Aim of the task:
Copy out each line containing "пособии" from the entries below.
>> BEGIN Data for processing
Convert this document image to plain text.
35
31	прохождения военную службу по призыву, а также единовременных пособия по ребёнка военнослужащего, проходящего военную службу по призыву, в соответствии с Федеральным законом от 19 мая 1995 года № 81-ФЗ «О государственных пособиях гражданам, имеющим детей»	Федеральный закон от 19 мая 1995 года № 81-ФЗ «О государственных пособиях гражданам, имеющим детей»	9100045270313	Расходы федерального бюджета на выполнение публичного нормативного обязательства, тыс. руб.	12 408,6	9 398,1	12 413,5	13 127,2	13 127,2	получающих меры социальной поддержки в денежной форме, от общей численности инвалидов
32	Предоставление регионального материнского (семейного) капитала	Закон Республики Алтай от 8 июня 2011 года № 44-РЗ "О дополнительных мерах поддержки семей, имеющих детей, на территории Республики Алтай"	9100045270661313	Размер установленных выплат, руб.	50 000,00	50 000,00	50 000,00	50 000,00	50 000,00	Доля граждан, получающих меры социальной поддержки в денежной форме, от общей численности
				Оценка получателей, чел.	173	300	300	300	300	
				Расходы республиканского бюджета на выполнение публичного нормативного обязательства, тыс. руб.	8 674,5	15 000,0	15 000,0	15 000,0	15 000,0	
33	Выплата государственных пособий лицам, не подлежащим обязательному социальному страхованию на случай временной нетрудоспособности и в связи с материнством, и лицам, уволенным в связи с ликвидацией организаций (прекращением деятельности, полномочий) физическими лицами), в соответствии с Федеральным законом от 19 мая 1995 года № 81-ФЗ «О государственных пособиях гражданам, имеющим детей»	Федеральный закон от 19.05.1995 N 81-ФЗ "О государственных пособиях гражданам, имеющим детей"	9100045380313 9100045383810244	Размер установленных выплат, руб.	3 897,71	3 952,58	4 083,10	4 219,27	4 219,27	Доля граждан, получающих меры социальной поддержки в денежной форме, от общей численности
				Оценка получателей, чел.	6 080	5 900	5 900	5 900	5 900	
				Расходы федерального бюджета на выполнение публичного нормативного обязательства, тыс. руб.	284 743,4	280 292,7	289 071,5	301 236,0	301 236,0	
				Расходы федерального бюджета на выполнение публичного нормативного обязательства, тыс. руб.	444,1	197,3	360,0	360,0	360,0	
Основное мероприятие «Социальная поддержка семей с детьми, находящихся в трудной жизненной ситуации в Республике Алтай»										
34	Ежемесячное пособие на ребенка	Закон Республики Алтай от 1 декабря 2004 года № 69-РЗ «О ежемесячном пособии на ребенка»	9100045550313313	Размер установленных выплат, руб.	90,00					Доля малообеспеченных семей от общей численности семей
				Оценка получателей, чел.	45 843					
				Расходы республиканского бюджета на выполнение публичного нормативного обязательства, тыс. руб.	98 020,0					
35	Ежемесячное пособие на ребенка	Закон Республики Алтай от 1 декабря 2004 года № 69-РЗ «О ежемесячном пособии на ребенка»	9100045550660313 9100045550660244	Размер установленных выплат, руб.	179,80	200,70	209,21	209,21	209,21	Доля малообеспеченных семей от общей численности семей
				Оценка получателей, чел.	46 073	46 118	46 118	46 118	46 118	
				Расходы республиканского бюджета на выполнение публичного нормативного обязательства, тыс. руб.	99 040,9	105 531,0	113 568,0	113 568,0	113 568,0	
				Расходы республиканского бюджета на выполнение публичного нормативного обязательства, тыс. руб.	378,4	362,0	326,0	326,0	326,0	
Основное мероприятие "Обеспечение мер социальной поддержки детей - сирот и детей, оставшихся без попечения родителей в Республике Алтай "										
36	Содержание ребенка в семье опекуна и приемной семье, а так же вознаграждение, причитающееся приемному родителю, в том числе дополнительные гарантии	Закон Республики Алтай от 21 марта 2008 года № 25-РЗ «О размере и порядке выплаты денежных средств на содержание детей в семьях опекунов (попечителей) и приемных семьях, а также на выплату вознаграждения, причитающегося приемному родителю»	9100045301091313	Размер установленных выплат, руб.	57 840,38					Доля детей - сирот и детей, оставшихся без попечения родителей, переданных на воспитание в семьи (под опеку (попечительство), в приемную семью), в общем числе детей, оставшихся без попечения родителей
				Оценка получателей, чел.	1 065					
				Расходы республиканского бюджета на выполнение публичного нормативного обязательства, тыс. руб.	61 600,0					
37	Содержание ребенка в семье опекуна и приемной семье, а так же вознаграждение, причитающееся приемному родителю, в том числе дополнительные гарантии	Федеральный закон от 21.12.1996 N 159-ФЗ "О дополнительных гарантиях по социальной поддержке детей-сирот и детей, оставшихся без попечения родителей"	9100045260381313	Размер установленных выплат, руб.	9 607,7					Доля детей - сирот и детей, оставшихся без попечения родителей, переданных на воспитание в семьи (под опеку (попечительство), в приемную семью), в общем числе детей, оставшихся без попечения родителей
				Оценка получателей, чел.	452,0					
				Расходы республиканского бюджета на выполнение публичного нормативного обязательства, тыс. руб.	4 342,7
>> END Data for processing
Solution to this exercise:
34	Ежемесячное пособие на ребенка	Закон Республики Алтай от 1 декабря 2004 года № 69-РЗ «О ежемесячном пособии на ребенка»	9100045550313313	Размер установленных выплат, руб.	90,00					Доля малообеспеченных семей от общей численности семей
35	Ежемесячное пособие на ребенка	Закон Республики Алтай от 1 декабря 2004 года № 69-РЗ «О ежемесячном пособии на ребенка»	9100045550660313 9100045550660244	Размер установленных выплат, руб.	179,80	200,70	209,21	209,21	209,21	Доля малообеспеченных семей от общей численности семей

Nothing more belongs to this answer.